== Document passage ==

Hi I’m working on the image classification using pytorch.
I’m wondering if there is a way to mean the different model weight parameters.
I’m doing cv kfold=5, but the problem is I have only 9 hours of training time limit so I can only train one fold at a time and get 5 different ‘model.pt’ file.
Is there a way to load model.pt and mean them? I think this is the best approach I can do with this environment
Not sure, if taking a mean in the nicest solution.
But, I just want to write a function that does this, so here you go,
If I understood your question correctly.
def mean_models(paths):
the_net = model()
the_sd = {}
for path in paths:
net = model()
net.load_state_dict(torch.load(path, map_location='cpu'))
some_sd = net.state_dict()
for k in some_sd.keys():
if k in the_sd:
the_sd[k] += some_sd[k]
else:
the_sd[k] = some_sd[k]
for k in the_sd.keys(): the_sd[k] /= len(paths)
the_net.state_dict().update(the_sd)
return the_net
Haven’t run this, so just fix the bugs here and there, but the logic works.
thanks for the reply! right now I trained the dataset with 5 different fold (splitted the dataset considering their class imbalance). So isn’t this kfold cross validation if I mean these outputs? thanks!
I’m not sure that I’m saying the right thing but can you help me with the understanding of the kfold strategy?
right now I’m working on kaggle Imet competition. dataset class distribution is very imbalanced, so I splitted the datset by 5 fold considering the distribution. then I trained using 80% of the dataset and used 20% for validation.
everytime I train the model and validate using diffenrent fold I would get 5 different model. I’m trying to mean these…
Am I understanding correctly?..
Don’t average the weights of the networks! Then nothing makes sense anymore. For example you have two convolution kernels at the start of the network, they have been trained and fine-tuned to be specific features in the network. Averaging them will most likely not correspond to anything meaningful that the network has learned to deal with.

===
== Excerpted data ==

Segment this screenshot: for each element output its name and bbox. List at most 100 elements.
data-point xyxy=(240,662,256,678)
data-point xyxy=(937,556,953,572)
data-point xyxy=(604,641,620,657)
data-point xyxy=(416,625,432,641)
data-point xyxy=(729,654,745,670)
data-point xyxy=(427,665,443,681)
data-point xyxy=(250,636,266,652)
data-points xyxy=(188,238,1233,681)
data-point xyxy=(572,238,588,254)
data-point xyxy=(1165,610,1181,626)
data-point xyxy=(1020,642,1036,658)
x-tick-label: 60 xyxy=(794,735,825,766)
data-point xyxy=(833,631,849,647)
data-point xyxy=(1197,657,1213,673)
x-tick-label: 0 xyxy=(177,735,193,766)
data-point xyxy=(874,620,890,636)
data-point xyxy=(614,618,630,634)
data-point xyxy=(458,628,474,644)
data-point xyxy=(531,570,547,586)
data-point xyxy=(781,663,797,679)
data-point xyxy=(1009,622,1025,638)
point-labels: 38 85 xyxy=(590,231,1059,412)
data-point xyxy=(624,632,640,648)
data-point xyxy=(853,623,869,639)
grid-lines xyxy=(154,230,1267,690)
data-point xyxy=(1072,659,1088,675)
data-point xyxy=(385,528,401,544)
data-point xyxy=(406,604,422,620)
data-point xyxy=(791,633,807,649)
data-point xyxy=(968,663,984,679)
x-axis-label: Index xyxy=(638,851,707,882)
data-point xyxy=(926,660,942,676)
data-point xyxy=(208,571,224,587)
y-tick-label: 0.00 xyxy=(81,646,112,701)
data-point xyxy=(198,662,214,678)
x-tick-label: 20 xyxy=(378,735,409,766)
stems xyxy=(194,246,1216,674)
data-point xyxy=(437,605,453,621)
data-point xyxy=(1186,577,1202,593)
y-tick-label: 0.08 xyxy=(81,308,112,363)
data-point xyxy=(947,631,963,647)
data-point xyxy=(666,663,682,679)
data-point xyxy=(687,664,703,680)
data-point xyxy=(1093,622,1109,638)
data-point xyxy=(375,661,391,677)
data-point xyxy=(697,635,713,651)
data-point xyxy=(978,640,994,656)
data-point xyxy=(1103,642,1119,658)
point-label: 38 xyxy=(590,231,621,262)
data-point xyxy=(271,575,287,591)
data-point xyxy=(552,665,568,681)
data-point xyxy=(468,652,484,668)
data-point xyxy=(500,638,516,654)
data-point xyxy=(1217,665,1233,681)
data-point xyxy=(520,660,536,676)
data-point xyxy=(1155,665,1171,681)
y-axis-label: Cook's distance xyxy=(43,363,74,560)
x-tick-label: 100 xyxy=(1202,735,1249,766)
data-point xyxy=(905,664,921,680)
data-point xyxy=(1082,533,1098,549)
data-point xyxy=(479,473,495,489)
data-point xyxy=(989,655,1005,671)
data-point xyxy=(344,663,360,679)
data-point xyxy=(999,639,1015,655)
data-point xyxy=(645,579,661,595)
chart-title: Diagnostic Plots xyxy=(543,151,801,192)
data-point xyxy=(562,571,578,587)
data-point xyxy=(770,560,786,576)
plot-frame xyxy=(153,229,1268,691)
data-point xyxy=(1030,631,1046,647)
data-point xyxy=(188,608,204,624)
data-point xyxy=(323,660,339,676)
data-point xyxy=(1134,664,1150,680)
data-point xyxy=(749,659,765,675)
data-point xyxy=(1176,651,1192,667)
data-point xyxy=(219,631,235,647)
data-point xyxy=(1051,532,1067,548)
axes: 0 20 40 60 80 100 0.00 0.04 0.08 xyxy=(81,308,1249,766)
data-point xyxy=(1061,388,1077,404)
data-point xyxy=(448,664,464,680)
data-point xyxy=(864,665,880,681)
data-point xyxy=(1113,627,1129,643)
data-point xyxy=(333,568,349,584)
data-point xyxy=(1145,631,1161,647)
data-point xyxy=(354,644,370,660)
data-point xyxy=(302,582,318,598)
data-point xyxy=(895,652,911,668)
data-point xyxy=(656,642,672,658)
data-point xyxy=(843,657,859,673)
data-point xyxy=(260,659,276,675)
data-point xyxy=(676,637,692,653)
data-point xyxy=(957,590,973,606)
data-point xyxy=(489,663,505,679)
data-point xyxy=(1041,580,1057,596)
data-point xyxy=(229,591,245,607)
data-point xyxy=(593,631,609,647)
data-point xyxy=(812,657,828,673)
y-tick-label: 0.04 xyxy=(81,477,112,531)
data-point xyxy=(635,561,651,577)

===

Exercise requirements:
(A) Reproduce the records verbatim, beginning with their first line and ending with the line that contains "data-point xyxy=(853,623,869,639)", both ends included.
(B) Extend the forum thread on averaging PyTorch model weights from k-fold training, beginning after its final sentence.

Responses:
(A)
Segment this screenshot: for each element output its name and bbox. List at most 100 elements.
data-point xyxy=(240,662,256,678)
data-point xyxy=(937,556,953,572)
data-point xyxy=(604,641,620,657)
data-point xyxy=(416,625,432,641)
data-point xyxy=(729,654,745,670)
data-point xyxy=(427,665,443,681)
data-point xyxy=(250,636,266,652)
data-points xyxy=(188,238,1233,681)
data-point xyxy=(572,238,588,254)
data-point xyxy=(1165,610,1181,626)
data-point xyxy=(1020,642,1036,658)
x-tick-label: 60 xyxy=(794,735,825,766)
data-point xyxy=(833,631,849,647)
data-point xyxy=(1197,657,1213,673)
x-tick-label: 0 xyxy=(177,735,193,766)
data-point xyxy=(874,620,890,636)
data-point xyxy=(614,618,630,634)
data-point xyxy=(458,628,474,644)
data-point xyxy=(531,570,547,586)
data-point xyxy=(781,663,797,679)
data-point xyxy=(1009,622,1025,638)
point-labels: 38 85 xyxy=(590,231,1059,412)
data-point xyxy=(624,632,640,648)
data-point xyxy=(853,623,869,639)

(B)
From the very little I’ve read from the iMet challenge, it is multi-class multi-label classification, right? Then I would suggest averaging the outputs of the model instead, if you really need to do it that way. If you have linear layers just take the sum and divide by the number of models you have, and try with that.
Another approach, which is better IMHO, is to train for 9h and save checkpoints just before the session stops (you need to save the model’s state dict and the optimizer’s also, maybe some other things that you need to train, for example on what step you last iterated in the dataset). Then you start from that point with the next session, instead of starting from scratch to train another suboptimal model.
Ensembles work, but I think they work better if the models have already reached a performance plateau.
OMG thanks for the kind reply
I was very confused with the model output and the model weights… they are totally different thing I get it.
I will then try to get the best performance using one model and get to the ensemble at the very last time.
thanks so much!